Entries from a visual dataset
########################################
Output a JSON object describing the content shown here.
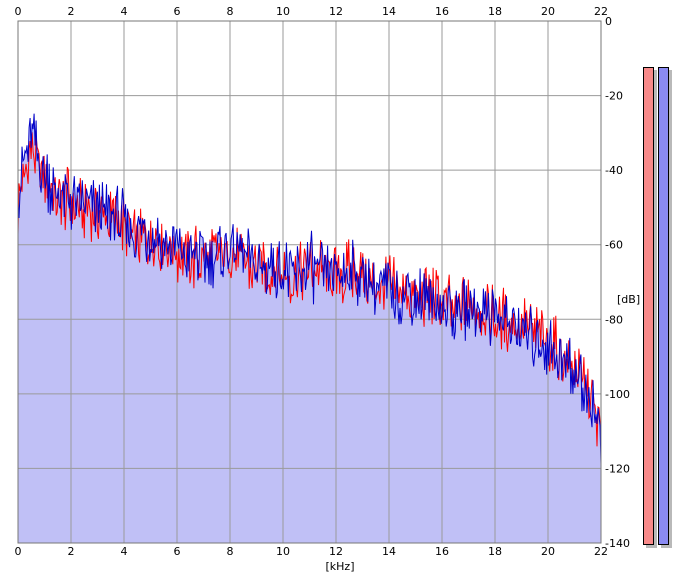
{
  "axes": {
    "x_unit": "[kHz]",
    "y_unit": "[dB]",
    "x_ticks_top": [
      "0",
      "2",
      "4",
      "6",
      "8",
      "10",
      "12",
      "14",
      "16",
      "18",
      "20",
      "22"
    ],
    "x_ticks_bottom": [
      "0",
      "2",
      "4",
      "6",
      "8",
      "10",
      "12",
      "14",
      "16",
      "18",
      "20",
      "22"
    ],
    "y_ticks": [
      "0",
      "-20",
      "-40",
      "-60",
      "-80",
      "-100",
      "-120",
      "-140"
    ]
  },
  "colors": {
    "fill": "#c0c0f6",
    "left_channel": "#ff0000",
    "right_channel": "#0000c8",
    "meter_left": "#f88a8a",
    "meter_right": "#8a8af2"
  },
  "meters": {
    "left_level": 1.0,
    "right_level": 1.0
  },
  "chart_data": {
    "type": "line",
    "xlim": [
      0,
      22
    ],
    "ylim": [
      -140,
      0
    ],
    "grid": true,
    "x": [
      0,
      0.5,
      1,
      1.5,
      2,
      2.5,
      3,
      3.5,
      4,
      4.5,
      5,
      5.5,
      6,
      6.5,
      7,
      7.5,
      8,
      8.5,
      9,
      9.5,
      10,
      10.5,
      11,
      11.5,
      12,
      12.5,
      13,
      13.5,
      14,
      14.5,
      15,
      15.5,
      16,
      16.5,
      17,
      17.5,
      18,
      18.5,
      19,
      19.5,
      20,
      20.5,
      21,
      21.5,
      22
    ],
    "series": [
      {
        "values": [
          -50,
          -34,
          -42,
          -47,
          -49,
          -51,
          -52,
          -53,
          -55,
          -58,
          -58,
          -60,
          -62,
          -64,
          -63,
          -64,
          -62,
          -64,
          -67,
          -66,
          -68,
          -69,
          -67,
          -68,
          -69,
          -68,
          -68,
          -70,
          -71,
          -73,
          -74,
          -74,
          -76,
          -78,
          -76,
          -77,
          -79,
          -81,
          -82,
          -84,
          -86,
          -90,
          -93,
          -98,
          -110
        ]
      },
      {
        "values": [
          -45,
          -32,
          -41,
          -46,
          -48,
          -50,
          -51,
          -52,
          -54,
          -57,
          -57,
          -60,
          -61,
          -63,
          -63,
          -63,
          -61,
          -63,
          -66,
          -66,
          -67,
          -68,
          -66,
          -67,
          -68,
          -67,
          -68,
          -70,
          -71,
          -73,
          -74,
          -75,
          -77,
          -79,
          -77,
          -77,
          -79,
          -81,
          -83,
          -85,
          -87,
          -91,
          -94,
          -100,
          -111
        ]
      }
    ]
  }
}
########################################
Repeat the full listing above exactly, with no pictures in the copy.

Problem solution
Output a JSON object describing the content shown here.
{
  "axes": {
    "x_unit": "[kHz]",
    "y_unit": "[dB]",
    "x_ticks_top": [
      "0",
      "2",
      "4",
      "6",
      "8",
      "10",
      "12",
      "14",
      "16",
      "18",
      "20",
      "22"
    ],
    "x_ticks_bottom": [
      "0",
      "2",
      "4",
      "6",
      "8",
      "10",
      "12",
      "14",
      "16",
      "18",
      "20",
      "22"
    ],
    "y_ticks": [
      "0",
      "-20",
      "-40",
      "-60",
      "-80",
      "-100",
      "-120",
      "-140"
    ]
  },
  "colors": {
    "fill": "#c0c0f6",
    "left_channel": "#ff0000",
    "right_channel": "#0000c8",
    "meter_left": "#f88a8a",
    "meter_right": "#8a8af2"
  },
  "meters": {
    "left_level": 1.0,
    "right_level": 1.0
  },
  "chart_data": {
    "type": "line",
    "xlim": [
      0,
      22
    ],
    "ylim": [
      -140,
      0
    ],
    "grid": true,
    "x": [
      0,
      0.5,
      1,
      1.5,
      2,
      2.5,
      3,
      3.5,
      4,
      4.5,
      5,
      5.5,
      6,
      6.5,
      7,
      7.5,
      8,
      8.5,
      9,
      9.5,
      10,
      10.5,
      11,
      11.5,
      12,
      12.5,
      13,
      13.5,
      14,
      14.5,
      15,
      15.5,
      16,
      16.5,
      17,
      17.5,
      18,
      18.5,
      19,
      19.5,
      20,
      20.5,
      21,
      21.5,
      22
    ],
    "series": [
      {
        "values": [
          -50,
          -34,
          -42,
          -47,
          -49,
          -51,
          -52,
          -53,
          -55,
          -58,
          -58,
          -60,
          -62,
          -64,
          -63,
          -64,
          -62,
          -64,
          -67,
          -66,
          -68,
          -69,
          -67,
          -68,
          -69,
          -68,
          -68,
          -70,
          -71,
          -73,
          -74,
          -74,
          -76,
          -78,
          -76,
          -77,
          -79,
          -81,
          -82,
          -84,
          -86,
          -90,
          -93,
          -98,
          -110
        ]
      },
      {
        "values": [
          -45,
          -32,
          -41,
          -46,
          -48,
          -50,
          -51,
          -52,
          -54,
          -57,
          -57,
          -60,
          -61,
          -63,
          -63,
          -63,
          -61,
          -63,
          -66,
          -66,
          -67,
          -68,
          -66,
          -67,
          -68,
          -67,
          -68,
          -70,
          -71,
          -73,
          -74,
          -75,
          -77,
          -79,
          -77,
          -77,
          -79,
          -81,
          -83,
          -85,
          -87,
          -91,
          -94,
          -100,
          -111
        ]
      }
    ]
  }
}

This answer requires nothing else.